◆ Instructions for the task:
Please repeat all of the listing exactly.

[Items from a data source]
--------------------------------------------------
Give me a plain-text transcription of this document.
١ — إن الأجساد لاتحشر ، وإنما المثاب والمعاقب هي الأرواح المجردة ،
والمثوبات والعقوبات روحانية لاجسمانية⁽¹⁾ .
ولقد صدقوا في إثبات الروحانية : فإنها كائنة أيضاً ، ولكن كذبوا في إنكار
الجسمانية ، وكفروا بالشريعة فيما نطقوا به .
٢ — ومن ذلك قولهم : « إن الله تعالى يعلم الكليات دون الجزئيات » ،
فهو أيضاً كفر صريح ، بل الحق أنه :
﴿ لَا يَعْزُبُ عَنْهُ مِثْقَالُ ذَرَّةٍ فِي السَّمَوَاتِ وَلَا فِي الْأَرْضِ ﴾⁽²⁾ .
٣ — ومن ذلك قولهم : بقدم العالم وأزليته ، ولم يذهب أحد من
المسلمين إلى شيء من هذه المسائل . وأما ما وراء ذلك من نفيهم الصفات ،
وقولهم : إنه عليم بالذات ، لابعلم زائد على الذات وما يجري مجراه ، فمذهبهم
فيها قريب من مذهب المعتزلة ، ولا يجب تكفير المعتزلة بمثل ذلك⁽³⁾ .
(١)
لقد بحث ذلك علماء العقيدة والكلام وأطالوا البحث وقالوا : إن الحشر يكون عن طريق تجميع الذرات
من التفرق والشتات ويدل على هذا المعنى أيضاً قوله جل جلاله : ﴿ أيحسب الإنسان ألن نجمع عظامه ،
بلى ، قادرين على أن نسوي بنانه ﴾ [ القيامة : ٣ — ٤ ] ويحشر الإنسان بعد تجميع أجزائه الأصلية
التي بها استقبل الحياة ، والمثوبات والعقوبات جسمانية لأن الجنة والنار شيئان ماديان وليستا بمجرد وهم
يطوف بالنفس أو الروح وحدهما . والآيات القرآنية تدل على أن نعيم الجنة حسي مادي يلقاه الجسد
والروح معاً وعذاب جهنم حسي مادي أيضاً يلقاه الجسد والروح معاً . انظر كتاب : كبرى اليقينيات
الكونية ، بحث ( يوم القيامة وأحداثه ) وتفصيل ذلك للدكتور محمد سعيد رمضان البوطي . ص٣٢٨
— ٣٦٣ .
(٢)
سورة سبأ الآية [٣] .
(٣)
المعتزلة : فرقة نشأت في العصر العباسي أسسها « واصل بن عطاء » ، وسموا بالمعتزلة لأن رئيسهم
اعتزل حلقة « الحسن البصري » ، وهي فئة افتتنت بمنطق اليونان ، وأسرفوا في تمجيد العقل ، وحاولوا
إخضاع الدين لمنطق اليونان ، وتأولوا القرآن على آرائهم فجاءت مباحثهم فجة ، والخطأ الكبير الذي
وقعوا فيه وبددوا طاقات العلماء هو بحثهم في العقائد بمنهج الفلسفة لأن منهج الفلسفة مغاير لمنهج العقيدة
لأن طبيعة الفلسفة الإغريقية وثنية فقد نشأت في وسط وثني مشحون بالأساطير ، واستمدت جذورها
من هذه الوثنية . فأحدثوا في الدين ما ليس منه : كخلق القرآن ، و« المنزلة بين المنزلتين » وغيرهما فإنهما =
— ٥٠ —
--------------------------------------------------
◆ Output for this exercise:
Give me a plain-text transcription of this document.
١ — إن الأجساد لاتحشر ، وإنما المثاب والمعاقب هي الأرواح المجردة ،
والمثوبات والعقوبات روحانية لاجسمانية⁽¹⁾ .
ولقد صدقوا في إثبات الروحانية : فإنها كائنة أيضاً ، ولكن كذبوا في إنكار
الجسمانية ، وكفروا بالشريعة فيما نطقوا به .
٢ — ومن ذلك قولهم : « إن الله تعالى يعلم الكليات دون الجزئيات » ،
فهو أيضاً كفر صريح ، بل الحق أنه :
﴿ لَا يَعْزُبُ عَنْهُ مِثْقَالُ ذَرَّةٍ فِي السَّمَوَاتِ وَلَا فِي الْأَرْضِ ﴾⁽²⁾ .
٣ — ومن ذلك قولهم : بقدم العالم وأزليته ، ولم يذهب أحد من
المسلمين إلى شيء من هذه المسائل . وأما ما وراء ذلك من نفيهم الصفات ،
وقولهم : إنه عليم بالذات ، لابعلم زائد على الذات وما يجري مجراه ، فمذهبهم
فيها قريب من مذهب المعتزلة ، ولا يجب تكفير المعتزلة بمثل ذلك⁽³⁾ .
(١)
لقد بحث ذلك علماء العقيدة والكلام وأطالوا البحث وقالوا : إن الحشر يكون عن طريق تجميع الذرات
من التفرق والشتات ويدل على هذا المعنى أيضاً قوله جل جلاله : ﴿ أيحسب الإنسان ألن نجمع عظامه ،
بلى ، قادرين على أن نسوي بنانه ﴾ [ القيامة : ٣ — ٤ ] ويحشر الإنسان بعد تجميع أجزائه الأصلية
التي بها استقبل الحياة ، والمثوبات والعقوبات جسمانية لأن الجنة والنار شيئان ماديان وليستا بمجرد وهم
يطوف بالنفس أو الروح وحدهما . والآيات القرآنية تدل على أن نعيم الجنة حسي مادي يلقاه الجسد
والروح معاً وعذاب جهنم حسي مادي أيضاً يلقاه الجسد والروح معاً . انظر كتاب : كبرى اليقينيات
الكونية ، بحث ( يوم القيامة وأحداثه ) وتفصيل ذلك للدكتور محمد سعيد رمضان البوطي . ص٣٢٨
— ٣٦٣ .
(٢)
سورة سبأ الآية [٣] .
(٣)
المعتزلة : فرقة نشأت في العصر العباسي أسسها « واصل بن عطاء » ، وسموا بالمعتزلة لأن رئيسهم
اعتزل حلقة « الحسن البصري » ، وهي فئة افتتنت بمنطق اليونان ، وأسرفوا في تمجيد العقل ، وحاولوا
إخضاع الدين لمنطق اليونان ، وتأولوا القرآن على آرائهم فجاءت مباحثهم فجة ، والخطأ الكبير الذي
وقعوا فيه وبددوا طاقات العلماء هو بحثهم في العقائد بمنهج الفلسفة لأن منهج الفلسفة مغاير لمنهج العقيدة
لأن طبيعة الفلسفة الإغريقية وثنية فقد نشأت في وسط وثني مشحون بالأساطير ، واستمدت جذورها
من هذه الوثنية . فأحدثوا في الدين ما ليس منه : كخلق القرآن ، و« المنزلة بين المنزلتين » وغيرهما فإنهما =
— ٥٠ —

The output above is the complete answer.